Kutipan Bacaan

<<<<

Dikutip dari Tabloid NOVA No. 650/XIII
Sebentar lagi adalah tahun ajaran baru bagi mereka yang baru masuk ke sekolah tinggi, entah itu sekolah tinggi, akademi, institut atau apa pun. Beberapa dari Anda yang memiliki anak umur 18 atau 19 tahun yang akan masuk ke sekolah itu mungkin masih belum memutuskan sekolah mana yang tepat untuk anak Anda. Bisa karena alasan lokasi, mutu, atau yang paling sering: karena masalah biaya.
Bagaimana kalau pada saat ini anak Anda yang berumur 18/19 tahun datang kepada Anda, duduk dan mengatakan: "Mama/Papa, tolong belikan saya mobil baru. Saya tadi melihat mobil baru di koran, dan sepertinya mobil itu cocok buat saya. Saya perlu mobil supaya gampang pergi ke mana-mana. Harganya cuma Rp 45 juta. Beli, ya?"

>>>>

Daftar yang Diberikan
<<<<

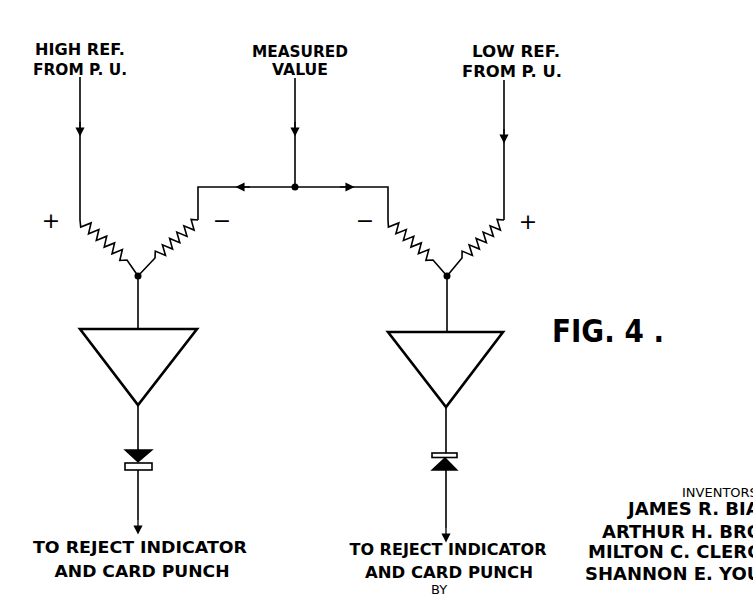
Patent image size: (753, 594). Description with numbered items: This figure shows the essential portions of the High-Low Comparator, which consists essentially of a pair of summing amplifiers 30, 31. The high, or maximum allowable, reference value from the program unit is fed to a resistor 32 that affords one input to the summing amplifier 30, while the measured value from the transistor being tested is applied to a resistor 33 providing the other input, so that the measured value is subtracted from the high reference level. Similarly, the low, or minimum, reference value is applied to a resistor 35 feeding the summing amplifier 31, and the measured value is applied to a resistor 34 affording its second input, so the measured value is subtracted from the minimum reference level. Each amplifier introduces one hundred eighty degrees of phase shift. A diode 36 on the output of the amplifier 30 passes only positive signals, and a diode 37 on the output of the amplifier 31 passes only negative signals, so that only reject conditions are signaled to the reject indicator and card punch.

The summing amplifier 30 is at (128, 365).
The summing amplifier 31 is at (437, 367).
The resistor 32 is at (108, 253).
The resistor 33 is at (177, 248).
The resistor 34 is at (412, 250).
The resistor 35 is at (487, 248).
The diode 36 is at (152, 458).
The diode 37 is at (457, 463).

>>>>
<<<<

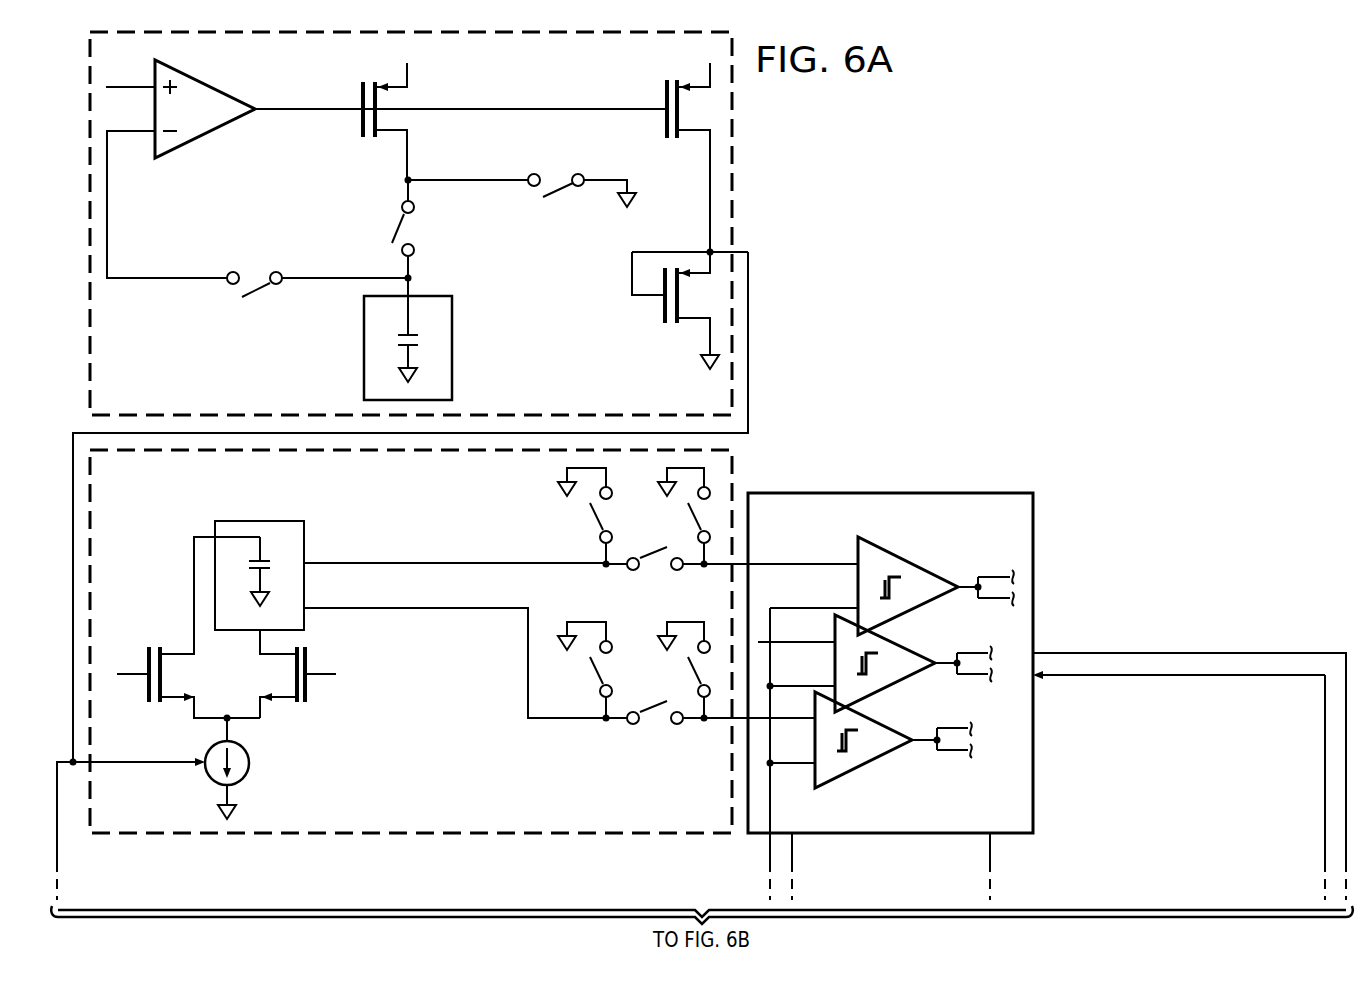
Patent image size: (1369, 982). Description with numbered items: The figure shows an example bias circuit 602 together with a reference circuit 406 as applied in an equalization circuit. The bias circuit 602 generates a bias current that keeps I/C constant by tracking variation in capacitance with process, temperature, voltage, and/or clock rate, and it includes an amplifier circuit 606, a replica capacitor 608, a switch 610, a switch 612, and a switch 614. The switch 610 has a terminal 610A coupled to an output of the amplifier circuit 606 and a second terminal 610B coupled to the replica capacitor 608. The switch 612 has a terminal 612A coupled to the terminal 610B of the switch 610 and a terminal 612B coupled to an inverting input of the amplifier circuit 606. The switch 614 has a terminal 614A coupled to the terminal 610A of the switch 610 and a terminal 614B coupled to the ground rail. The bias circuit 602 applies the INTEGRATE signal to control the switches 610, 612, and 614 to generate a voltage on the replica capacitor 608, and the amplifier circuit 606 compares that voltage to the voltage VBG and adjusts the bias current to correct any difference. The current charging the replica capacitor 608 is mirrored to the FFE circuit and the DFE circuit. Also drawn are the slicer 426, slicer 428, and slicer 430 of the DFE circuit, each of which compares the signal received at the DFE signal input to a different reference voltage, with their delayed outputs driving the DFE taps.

>>>>
<<<<

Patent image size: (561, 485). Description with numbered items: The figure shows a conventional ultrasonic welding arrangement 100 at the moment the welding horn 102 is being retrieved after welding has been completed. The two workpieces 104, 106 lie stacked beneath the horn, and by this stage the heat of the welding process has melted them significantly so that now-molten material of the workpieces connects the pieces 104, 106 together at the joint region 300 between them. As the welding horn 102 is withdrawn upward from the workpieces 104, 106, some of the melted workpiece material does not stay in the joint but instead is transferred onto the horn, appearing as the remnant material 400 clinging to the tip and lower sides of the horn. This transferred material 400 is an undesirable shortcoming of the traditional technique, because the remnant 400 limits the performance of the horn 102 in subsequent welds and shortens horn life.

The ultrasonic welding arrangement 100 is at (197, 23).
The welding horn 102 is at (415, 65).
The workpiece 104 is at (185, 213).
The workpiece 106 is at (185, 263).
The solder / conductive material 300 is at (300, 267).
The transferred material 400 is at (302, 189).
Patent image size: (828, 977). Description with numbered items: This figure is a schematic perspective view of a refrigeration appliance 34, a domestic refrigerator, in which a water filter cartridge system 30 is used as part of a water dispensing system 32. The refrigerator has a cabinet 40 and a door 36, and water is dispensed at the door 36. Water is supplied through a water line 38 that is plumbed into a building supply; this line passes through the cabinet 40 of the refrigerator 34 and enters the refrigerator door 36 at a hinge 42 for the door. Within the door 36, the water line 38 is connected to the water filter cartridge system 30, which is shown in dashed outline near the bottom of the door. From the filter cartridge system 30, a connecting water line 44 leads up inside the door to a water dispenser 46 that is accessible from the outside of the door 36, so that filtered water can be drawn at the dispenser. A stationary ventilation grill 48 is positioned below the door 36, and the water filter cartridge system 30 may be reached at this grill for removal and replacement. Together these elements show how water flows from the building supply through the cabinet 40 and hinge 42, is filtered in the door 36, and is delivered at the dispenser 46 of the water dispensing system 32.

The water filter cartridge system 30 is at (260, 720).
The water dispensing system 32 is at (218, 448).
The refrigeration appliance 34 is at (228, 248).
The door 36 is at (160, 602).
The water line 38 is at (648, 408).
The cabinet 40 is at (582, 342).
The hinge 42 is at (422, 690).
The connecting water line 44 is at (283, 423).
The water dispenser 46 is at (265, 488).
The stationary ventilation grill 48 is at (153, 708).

>>>>

Tugas
1/ Sajikan baris-baris daftar di atas sebagai list JSON berisi string, satu string untuk setiap baris, dari baris yang memuat "Patent image size: (753, 594)." sampai baris yang memuat "The diode 37 is at (457, 463).", keduanya termasuk. Baris kosong tidak usah dimasukkan.
2/ Teruskan bacaan tentang memilih sekolah tinggi untuk anak itu, mulai setelah kalimat terakhirnya.

Jawaban per Tugas
1/
[
  "Patent image size: (753, 594). Description with numbered items: This figure shows the essential portions of the High-Low Comparator, which consists essentially of a pair of summing amplifiers 30, 31. The high, or maximum allowable, reference value from the program unit is fed to a resistor 32 that affords one input to the summing amplifier 30, while the measured value from the transistor being tested is applied to a resistor 33 providing the other input, so that the measured value is subtracted from the high reference level. Similarly, the low, or minimum, reference value is applied to a resistor 35 feeding the summing amplifier 31, and the measured value is applied to a resistor 34 affording its second input, so the measured value is subtracted from the minimum reference level. Each amplifier introduces one hundred eighty degrees of phase shift. A diode 36 on the output of the amplifier 30 passes only positive signals, and a diode 37 on the output of the amplifier 31 passes only negative signals, so that only reject conditions are signaled to the reject indicator and card punch.",
  "The summing amplifier 30 is at (128, 365).",
  "The summing amplifier 31 is at (437, 367).",
  "The resistor 32 is at (108, 253).",
  "The resistor 33 is at (177, 248).",
  "The resistor 34 is at (412, 250).",
  "The resistor 35 is at (487, 248).",
  "The diode 36 is at (152, 458).",
  "The diode 37 is at (457, 463)."
]

2/
Apa jawaban Anda? Mungkin Anda akan menolaknya. "Enak saja... Memangnya dia pikir orang tuanya ini pohon uang, apa?" Anda mungkin berpikir bahwa tidak ada seorang pun anak Anda yang bisa datang seenaknya kepada Anda dan minta dibelikan mobil baru.
Tapi bagaimana kalau anak Anda datang kepada Anda, duduk, dan mengatakan: "Mama/Papa, saya sudah lihat tiga sekolah yang menurut saya cukup baik. Saya hitung-hitung, sampai lulus cuma perlu bayar Rp 60 juta. Jadi sekitar Rp 12 juta setahun. Saya ingin masuk ke situ. Bisa, ya?"
Apa jawab Anda? Bukan hanya Anda dan suami/istri akan mengiyakan, tapi mungkin bersedia me-lakukan apa pun supaya anak Anda bisa masuk ke sekolah yang dia inginkan. Anda mungkin akan menguras semua isi tabungan Anda, pinjam uang ke bank, atau mengambil pekerjaan sampingan.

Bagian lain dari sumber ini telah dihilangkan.